Find the word "grande" in the material below and gather every line that contains it.

[Stored items from a collection]
######

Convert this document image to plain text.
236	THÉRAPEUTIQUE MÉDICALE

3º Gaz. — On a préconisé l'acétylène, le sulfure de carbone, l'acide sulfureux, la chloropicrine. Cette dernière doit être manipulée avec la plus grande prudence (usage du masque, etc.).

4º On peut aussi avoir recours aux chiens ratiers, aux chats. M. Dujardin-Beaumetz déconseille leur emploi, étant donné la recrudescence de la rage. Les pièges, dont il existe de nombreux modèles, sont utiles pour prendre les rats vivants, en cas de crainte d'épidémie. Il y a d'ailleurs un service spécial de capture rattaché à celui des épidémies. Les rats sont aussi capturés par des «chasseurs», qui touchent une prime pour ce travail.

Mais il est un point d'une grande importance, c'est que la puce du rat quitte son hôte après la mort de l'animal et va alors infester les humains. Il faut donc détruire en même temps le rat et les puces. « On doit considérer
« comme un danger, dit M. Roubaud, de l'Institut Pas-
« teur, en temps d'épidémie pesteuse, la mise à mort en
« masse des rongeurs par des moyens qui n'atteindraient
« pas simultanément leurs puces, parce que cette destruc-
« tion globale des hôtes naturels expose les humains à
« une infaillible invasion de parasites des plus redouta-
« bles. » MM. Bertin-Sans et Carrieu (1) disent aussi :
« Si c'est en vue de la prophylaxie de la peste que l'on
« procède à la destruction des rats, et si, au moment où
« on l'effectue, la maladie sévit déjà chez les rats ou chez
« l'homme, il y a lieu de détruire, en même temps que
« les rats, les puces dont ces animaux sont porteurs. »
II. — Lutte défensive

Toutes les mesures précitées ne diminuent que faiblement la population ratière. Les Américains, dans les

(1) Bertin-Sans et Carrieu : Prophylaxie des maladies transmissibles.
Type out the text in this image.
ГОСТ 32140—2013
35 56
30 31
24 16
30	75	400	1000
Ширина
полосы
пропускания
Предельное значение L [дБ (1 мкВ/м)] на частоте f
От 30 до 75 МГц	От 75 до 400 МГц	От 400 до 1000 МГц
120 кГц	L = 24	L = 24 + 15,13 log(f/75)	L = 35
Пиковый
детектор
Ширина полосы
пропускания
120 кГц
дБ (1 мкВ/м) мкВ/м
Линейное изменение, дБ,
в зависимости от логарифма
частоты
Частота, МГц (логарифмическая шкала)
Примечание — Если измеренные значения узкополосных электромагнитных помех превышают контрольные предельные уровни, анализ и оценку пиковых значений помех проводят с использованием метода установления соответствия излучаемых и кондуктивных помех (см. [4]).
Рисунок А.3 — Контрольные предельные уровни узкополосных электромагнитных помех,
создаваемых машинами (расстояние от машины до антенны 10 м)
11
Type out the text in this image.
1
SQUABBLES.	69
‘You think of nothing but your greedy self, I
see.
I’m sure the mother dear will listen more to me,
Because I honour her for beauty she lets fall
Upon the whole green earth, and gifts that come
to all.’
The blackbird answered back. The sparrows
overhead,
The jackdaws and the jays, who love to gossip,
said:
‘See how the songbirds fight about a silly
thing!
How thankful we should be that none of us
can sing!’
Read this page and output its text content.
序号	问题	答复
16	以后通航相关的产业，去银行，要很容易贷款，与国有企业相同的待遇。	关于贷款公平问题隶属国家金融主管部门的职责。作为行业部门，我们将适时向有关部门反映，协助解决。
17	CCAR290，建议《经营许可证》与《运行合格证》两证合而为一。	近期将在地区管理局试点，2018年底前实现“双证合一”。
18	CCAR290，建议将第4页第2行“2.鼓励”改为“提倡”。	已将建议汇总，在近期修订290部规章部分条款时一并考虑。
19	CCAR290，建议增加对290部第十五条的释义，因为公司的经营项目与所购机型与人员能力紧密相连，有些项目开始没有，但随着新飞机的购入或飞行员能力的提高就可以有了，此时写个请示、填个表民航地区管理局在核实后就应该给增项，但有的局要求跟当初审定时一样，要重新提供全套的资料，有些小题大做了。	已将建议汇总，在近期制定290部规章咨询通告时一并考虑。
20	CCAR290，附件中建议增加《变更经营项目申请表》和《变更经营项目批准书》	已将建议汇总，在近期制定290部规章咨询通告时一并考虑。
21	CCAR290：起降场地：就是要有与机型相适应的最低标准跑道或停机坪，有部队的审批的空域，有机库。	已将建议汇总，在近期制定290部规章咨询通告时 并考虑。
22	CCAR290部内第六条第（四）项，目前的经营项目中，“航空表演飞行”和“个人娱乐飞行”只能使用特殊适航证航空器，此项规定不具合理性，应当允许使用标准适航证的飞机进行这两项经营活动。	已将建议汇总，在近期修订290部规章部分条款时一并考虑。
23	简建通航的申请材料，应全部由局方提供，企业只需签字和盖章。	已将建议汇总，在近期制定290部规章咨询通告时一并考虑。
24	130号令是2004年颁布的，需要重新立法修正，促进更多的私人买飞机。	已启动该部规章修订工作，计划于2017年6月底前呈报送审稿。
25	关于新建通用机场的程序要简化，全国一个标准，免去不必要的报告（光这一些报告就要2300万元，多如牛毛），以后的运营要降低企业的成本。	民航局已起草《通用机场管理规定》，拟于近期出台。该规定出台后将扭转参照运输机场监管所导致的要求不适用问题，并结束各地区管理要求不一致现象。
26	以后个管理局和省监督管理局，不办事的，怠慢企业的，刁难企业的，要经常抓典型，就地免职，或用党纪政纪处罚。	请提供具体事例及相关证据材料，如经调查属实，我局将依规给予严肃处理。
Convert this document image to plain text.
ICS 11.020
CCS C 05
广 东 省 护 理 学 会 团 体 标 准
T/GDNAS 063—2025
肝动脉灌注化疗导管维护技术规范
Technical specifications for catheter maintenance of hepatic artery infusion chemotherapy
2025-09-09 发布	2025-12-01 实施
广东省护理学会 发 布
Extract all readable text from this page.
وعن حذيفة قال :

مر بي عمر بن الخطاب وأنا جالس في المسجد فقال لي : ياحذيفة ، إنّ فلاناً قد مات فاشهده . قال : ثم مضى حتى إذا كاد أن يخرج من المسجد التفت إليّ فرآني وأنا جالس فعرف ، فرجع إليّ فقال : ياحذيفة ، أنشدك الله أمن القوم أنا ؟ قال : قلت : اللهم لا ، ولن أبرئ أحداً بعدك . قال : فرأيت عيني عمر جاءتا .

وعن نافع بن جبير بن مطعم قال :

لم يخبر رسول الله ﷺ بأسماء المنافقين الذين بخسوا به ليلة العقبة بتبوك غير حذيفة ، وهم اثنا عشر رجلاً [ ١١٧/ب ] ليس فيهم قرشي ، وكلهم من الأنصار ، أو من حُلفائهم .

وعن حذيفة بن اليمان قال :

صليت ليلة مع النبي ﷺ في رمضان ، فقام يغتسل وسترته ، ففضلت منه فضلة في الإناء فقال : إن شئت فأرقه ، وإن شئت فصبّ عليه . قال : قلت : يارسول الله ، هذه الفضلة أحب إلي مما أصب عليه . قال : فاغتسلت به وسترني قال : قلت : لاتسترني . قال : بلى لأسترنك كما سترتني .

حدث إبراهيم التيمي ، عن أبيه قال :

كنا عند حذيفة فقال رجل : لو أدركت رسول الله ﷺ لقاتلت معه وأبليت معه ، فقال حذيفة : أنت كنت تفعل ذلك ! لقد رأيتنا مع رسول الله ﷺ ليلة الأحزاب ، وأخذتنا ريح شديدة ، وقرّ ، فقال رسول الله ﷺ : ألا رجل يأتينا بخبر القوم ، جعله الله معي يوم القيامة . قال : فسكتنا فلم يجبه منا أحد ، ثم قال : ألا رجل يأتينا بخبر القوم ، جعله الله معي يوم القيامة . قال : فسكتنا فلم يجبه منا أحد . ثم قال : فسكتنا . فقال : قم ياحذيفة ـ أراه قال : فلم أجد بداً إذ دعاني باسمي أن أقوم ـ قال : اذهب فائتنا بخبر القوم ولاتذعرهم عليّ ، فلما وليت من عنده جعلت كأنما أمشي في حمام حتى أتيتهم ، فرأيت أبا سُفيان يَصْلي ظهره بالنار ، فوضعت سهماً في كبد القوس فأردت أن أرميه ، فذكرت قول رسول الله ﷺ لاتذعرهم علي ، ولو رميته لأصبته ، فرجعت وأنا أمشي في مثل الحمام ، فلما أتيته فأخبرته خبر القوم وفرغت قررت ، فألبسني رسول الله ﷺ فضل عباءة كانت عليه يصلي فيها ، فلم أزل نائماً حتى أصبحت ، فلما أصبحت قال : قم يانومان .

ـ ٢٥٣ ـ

######

RESULT:
3º Gaz. — On a préconisé l'acétylène, le sulfure de carbone, l'acide sulfureux, la chloropicrine. Cette dernière doit être manipulée avec la plus grande prudence (usage du masque, etc.).
Mais il est un point d'une grande importance, c'est que la puce du rat quitte son hôte après la mort de l'animal et va alors infester les humains. Il faut donc détruire en même temps le rat et les puces. « On doit considérer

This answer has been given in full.